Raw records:
---------------
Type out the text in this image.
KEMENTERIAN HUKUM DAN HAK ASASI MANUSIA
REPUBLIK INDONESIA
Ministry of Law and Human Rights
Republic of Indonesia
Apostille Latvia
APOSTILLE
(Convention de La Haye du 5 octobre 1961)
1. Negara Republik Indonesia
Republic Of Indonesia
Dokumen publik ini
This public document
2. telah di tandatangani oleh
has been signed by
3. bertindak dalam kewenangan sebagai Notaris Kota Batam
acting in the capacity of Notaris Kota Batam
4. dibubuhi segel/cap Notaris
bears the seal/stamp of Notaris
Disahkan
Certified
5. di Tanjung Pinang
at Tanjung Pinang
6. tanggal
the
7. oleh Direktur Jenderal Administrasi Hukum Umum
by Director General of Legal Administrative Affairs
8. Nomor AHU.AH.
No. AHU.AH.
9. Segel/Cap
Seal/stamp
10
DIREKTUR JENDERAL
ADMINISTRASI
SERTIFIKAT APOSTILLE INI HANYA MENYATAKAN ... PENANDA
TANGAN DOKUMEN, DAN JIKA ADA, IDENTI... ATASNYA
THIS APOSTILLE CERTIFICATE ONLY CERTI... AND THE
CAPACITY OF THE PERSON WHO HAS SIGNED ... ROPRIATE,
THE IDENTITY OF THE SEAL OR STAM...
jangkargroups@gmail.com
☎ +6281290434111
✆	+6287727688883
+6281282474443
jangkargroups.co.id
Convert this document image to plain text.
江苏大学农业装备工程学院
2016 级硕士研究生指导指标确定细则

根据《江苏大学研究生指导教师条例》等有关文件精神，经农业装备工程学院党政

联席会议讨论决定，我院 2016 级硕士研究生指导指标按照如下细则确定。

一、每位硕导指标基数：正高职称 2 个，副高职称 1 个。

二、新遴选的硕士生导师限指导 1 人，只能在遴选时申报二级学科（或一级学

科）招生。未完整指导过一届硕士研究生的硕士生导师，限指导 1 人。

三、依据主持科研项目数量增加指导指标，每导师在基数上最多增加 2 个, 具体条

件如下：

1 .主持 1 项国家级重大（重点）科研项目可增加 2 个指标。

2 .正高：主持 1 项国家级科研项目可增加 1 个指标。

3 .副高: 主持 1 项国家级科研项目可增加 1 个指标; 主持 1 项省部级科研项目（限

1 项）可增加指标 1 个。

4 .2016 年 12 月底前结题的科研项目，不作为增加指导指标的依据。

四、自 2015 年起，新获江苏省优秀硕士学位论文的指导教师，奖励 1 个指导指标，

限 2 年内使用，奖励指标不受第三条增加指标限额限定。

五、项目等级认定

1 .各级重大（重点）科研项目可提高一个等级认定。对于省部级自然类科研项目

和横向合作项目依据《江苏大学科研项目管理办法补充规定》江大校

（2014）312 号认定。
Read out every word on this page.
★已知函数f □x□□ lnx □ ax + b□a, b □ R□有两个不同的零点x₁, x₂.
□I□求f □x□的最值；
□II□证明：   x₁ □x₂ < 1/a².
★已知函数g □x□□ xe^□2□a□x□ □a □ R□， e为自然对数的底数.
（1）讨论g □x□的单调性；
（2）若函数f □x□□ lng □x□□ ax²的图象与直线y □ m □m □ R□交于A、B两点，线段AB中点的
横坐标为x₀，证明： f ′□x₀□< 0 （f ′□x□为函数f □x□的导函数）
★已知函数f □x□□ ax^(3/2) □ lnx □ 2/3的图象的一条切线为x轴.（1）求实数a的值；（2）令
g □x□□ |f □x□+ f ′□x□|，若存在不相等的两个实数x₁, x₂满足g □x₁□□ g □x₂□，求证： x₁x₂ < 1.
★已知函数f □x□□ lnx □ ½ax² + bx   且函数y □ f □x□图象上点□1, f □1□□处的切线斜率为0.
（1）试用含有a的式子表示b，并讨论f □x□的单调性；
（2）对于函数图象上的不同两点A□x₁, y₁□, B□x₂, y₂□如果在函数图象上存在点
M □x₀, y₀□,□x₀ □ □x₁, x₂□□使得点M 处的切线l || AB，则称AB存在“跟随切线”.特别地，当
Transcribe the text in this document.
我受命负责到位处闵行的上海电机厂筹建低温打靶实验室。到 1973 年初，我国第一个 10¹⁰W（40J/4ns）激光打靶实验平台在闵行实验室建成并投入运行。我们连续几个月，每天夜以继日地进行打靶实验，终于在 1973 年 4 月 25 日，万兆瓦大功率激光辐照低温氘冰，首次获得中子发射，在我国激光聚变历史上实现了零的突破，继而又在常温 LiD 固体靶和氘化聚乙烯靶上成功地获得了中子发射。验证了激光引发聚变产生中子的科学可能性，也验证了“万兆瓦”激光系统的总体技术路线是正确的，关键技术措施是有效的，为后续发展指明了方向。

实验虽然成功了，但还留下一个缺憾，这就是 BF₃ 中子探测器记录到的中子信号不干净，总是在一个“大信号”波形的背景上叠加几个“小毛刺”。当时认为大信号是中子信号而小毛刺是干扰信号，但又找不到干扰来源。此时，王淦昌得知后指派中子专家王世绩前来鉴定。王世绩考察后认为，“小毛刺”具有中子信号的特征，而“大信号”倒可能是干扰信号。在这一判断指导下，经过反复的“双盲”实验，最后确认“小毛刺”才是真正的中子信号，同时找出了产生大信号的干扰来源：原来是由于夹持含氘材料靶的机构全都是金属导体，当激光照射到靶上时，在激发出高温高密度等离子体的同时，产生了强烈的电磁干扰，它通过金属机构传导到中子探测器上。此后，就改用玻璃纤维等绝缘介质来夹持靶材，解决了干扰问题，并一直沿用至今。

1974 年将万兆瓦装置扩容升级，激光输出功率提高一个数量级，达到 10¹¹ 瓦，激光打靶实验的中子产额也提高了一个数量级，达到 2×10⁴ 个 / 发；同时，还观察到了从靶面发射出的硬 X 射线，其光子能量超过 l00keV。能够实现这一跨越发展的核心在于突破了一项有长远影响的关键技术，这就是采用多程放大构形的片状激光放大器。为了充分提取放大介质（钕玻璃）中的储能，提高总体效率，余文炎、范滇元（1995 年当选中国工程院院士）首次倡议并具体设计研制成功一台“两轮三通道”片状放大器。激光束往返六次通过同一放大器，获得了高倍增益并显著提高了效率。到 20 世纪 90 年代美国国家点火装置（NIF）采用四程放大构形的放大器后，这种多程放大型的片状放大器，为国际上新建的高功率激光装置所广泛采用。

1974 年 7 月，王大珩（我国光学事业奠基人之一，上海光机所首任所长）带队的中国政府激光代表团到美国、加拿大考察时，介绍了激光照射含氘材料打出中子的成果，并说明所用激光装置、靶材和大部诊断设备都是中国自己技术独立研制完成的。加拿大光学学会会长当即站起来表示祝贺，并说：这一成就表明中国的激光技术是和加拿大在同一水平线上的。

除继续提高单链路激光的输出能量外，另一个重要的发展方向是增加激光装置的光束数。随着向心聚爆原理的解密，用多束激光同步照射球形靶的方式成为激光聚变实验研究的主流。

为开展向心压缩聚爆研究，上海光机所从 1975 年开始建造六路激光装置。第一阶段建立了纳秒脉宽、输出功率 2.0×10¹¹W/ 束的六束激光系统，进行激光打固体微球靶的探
---------------
▶ **TASK REQUIREMENTS**
In the listing above, find the lines holding the word "Tanjung" and copy them.

▶ **TASK RESULT**
5. di Tanjung Pinang
at Tanjung Pinang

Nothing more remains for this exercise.